**WORK TO COMPLETE**
Reproduce the records exactly.

(Source records)
****************************************

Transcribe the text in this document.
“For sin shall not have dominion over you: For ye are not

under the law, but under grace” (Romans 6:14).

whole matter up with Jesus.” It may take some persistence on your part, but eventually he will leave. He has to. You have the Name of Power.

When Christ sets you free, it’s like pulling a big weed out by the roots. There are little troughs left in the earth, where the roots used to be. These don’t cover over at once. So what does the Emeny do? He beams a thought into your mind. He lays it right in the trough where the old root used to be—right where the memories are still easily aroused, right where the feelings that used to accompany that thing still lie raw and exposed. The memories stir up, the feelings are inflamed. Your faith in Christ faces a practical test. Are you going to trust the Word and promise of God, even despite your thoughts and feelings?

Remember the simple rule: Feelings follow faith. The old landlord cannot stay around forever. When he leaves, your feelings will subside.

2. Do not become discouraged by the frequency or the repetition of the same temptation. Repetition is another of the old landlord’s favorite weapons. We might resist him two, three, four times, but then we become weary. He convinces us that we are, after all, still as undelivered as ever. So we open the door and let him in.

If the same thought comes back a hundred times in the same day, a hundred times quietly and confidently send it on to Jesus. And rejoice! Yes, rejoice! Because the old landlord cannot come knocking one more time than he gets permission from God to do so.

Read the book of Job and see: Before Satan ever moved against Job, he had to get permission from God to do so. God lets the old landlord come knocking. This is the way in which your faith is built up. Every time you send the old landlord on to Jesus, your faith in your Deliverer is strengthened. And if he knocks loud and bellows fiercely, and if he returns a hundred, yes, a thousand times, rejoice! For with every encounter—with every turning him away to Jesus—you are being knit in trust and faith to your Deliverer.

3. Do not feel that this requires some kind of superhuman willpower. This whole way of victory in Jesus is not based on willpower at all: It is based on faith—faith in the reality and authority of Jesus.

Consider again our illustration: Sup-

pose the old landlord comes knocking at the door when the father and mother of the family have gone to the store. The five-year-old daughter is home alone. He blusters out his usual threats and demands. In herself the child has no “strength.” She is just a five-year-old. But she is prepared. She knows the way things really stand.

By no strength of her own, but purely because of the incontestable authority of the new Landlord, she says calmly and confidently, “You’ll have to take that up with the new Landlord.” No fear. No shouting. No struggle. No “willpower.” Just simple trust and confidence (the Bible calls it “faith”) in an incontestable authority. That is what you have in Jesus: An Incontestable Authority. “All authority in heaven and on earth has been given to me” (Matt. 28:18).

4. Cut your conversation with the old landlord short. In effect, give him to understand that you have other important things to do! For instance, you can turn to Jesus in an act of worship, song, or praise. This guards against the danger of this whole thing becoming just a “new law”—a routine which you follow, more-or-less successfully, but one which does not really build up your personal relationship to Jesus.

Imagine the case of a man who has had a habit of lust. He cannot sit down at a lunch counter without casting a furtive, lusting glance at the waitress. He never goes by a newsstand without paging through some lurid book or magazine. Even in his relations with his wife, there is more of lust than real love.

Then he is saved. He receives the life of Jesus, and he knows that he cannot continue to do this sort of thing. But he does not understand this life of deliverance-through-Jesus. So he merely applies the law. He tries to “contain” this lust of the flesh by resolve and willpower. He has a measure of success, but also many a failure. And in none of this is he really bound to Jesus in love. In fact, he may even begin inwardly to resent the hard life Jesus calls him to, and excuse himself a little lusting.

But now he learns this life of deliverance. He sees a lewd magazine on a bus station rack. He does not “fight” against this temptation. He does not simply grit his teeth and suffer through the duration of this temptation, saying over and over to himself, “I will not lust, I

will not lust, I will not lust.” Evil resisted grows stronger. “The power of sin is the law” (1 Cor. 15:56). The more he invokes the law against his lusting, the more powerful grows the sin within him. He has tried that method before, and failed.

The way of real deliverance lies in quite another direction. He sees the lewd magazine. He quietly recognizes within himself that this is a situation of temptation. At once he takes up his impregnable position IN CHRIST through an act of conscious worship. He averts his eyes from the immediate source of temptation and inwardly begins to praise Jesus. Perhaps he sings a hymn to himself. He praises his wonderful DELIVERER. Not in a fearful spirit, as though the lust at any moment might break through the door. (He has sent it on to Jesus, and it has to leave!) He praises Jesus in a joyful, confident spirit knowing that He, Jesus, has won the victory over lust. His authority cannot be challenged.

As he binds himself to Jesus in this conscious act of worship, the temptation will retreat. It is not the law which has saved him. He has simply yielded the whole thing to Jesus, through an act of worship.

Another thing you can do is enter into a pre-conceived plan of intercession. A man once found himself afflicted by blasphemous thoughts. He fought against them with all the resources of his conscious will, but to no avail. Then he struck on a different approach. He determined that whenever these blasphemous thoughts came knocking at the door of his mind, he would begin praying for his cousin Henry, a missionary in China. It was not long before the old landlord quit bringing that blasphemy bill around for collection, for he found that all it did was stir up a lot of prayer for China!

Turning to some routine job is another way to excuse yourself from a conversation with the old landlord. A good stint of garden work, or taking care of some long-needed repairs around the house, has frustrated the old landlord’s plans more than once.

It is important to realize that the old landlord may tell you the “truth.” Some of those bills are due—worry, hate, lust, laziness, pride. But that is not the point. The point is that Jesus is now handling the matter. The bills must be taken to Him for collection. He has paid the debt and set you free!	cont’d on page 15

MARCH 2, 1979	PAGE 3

****************************************

**WORKED ANSWER**
Transcribe the text in this document.
“For sin shall not have dominion over you: For ye are not

under the law, but under grace” (Romans 6:14).

whole matter up with Jesus.” It may take some persistence on your part, but eventually he will leave. He has to. You have the Name of Power.

When Christ sets you free, it’s like pulling a big weed out by the roots. There are little troughs left in the earth, where the roots used to be. These don’t cover over at once. So what does the Emeny do? He beams a thought into your mind. He lays it right in the trough where the old root used to be—right where the memories are still easily aroused, right where the feelings that used to accompany that thing still lie raw and exposed. The memories stir up, the feelings are inflamed. Your faith in Christ faces a practical test. Are you going to trust the Word and promise of God, even despite your thoughts and feelings?

Remember the simple rule: Feelings follow faith. The old landlord cannot stay around forever. When he leaves, your feelings will subside.

2. Do not become discouraged by the frequency or the repetition of the same temptation. Repetition is another of the old landlord’s favorite weapons. We might resist him two, three, four times, but then we become weary. He convinces us that we are, after all, still as undelivered as ever. So we open the door and let him in.

If the same thought comes back a hundred times in the same day, a hundred times quietly and confidently send it on to Jesus. And rejoice! Yes, rejoice! Because the old landlord cannot come knocking one more time than he gets permission from God to do so.

Read the book of Job and see: Before Satan ever moved against Job, he had to get permission from God to do so. God lets the old landlord come knocking. This is the way in which your faith is built up. Every time you send the old landlord on to Jesus, your faith in your Deliverer is strengthened. And if he knocks loud and bellows fiercely, and if he returns a hundred, yes, a thousand times, rejoice! For with every encounter—with every turning him away to Jesus—you are being knit in trust and faith to your Deliverer.

3. Do not feel that this requires some kind of superhuman willpower. This whole way of victory in Jesus is not based on willpower at all: It is based on faith—faith in the reality and authority of Jesus.

Consider again our illustration: Sup-

pose the old landlord comes knocking at the door when the father and mother of the family have gone to the store. The five-year-old daughter is home alone. He blusters out his usual threats and demands. In herself the child has no “strength.” She is just a five-year-old. But she is prepared. She knows the way things really stand.

By no strength of her own, but purely because of the incontestable authority of the new Landlord, she says calmly and confidently, “You’ll have to take that up with the new Landlord.” No fear. No shouting. No struggle. No “willpower.” Just simple trust and confidence (the Bible calls it “faith”) in an incontestable authority. That is what you have in Jesus: An Incontestable Authority. “All authority in heaven and on earth has been given to me” (Matt. 28:18).

4. Cut your conversation with the old landlord short. In effect, give him to understand that you have other important things to do! For instance, you can turn to Jesus in an act of worship, song, or praise. This guards against the danger of this whole thing becoming just a “new law”—a routine which you follow, more-or-less successfully, but one which does not really build up your personal relationship to Jesus.

Imagine the case of a man who has had a habit of lust. He cannot sit down at a lunch counter without casting a furtive, lusting glance at the waitress. He never goes by a newsstand without paging through some lurid book or magazine. Even in his relations with his wife, there is more of lust than real love.

Then he is saved. He receives the life of Jesus, and he knows that he cannot continue to do this sort of thing. But he does not understand this life of deliverance-through-Jesus. So he merely applies the law. He tries to “contain” this lust of the flesh by resolve and willpower. He has a measure of success, but also many a failure. And in none of this is he really bound to Jesus in love. In fact, he may even begin inwardly to resent the hard life Jesus calls him to, and excuse himself a little lusting.

But now he learns this life of deliverance. He sees a lewd magazine on a bus station rack. He does not “fight” against this temptation. He does not simply grit his teeth and suffer through the duration of this temptation, saying over and over to himself, “I will not lust, I

will not lust, I will not lust.” Evil resisted grows stronger. “The power of sin is the law” (1 Cor. 15:56). The more he invokes the law against his lusting, the more powerful grows the sin within him. He has tried that method before, and failed.

The way of real deliverance lies in quite another direction. He sees the lewd magazine. He quietly recognizes within himself that this is a situation of temptation. At once he takes up his impregnable position IN CHRIST through an act of conscious worship. He averts his eyes from the immediate source of temptation and inwardly begins to praise Jesus. Perhaps he sings a hymn to himself. He praises his wonderful DELIVERER. Not in a fearful spirit, as though the lust at any moment might break through the door. (He has sent it on to Jesus, and it has to leave!) He praises Jesus in a joyful, confident spirit knowing that He, Jesus, has won the victory over lust. His authority cannot be challenged.

As he binds himself to Jesus in this conscious act of worship, the temptation will retreat. It is not the law which has saved him. He has simply yielded the whole thing to Jesus, through an act of worship.

Another thing you can do is enter into a pre-conceived plan of intercession. A man once found himself afflicted by blasphemous thoughts. He fought against them with all the resources of his conscious will, but to no avail. Then he struck on a different approach. He determined that whenever these blasphemous thoughts came knocking at the door of his mind, he would begin praying for his cousin Henry, a missionary in China. It was not long before the old landlord quit bringing that blasphemy bill around for collection, for he found that all it did was stir up a lot of prayer for China!

Turning to some routine job is another way to excuse yourself from a conversation with the old landlord. A good stint of garden work, or taking care of some long-needed repairs around the house, has frustrated the old landlord’s plans more than once.

It is important to realize that the old landlord may tell you the “truth.” Some of those bills are due—worry, hate, lust, laziness, pride. But that is not the point. The point is that Jesus is now handling the matter. The bills must be taken to Him for collection. He has paid the debt and set you free!	cont’d on page 15

MARCH 2, 1979	PAGE 3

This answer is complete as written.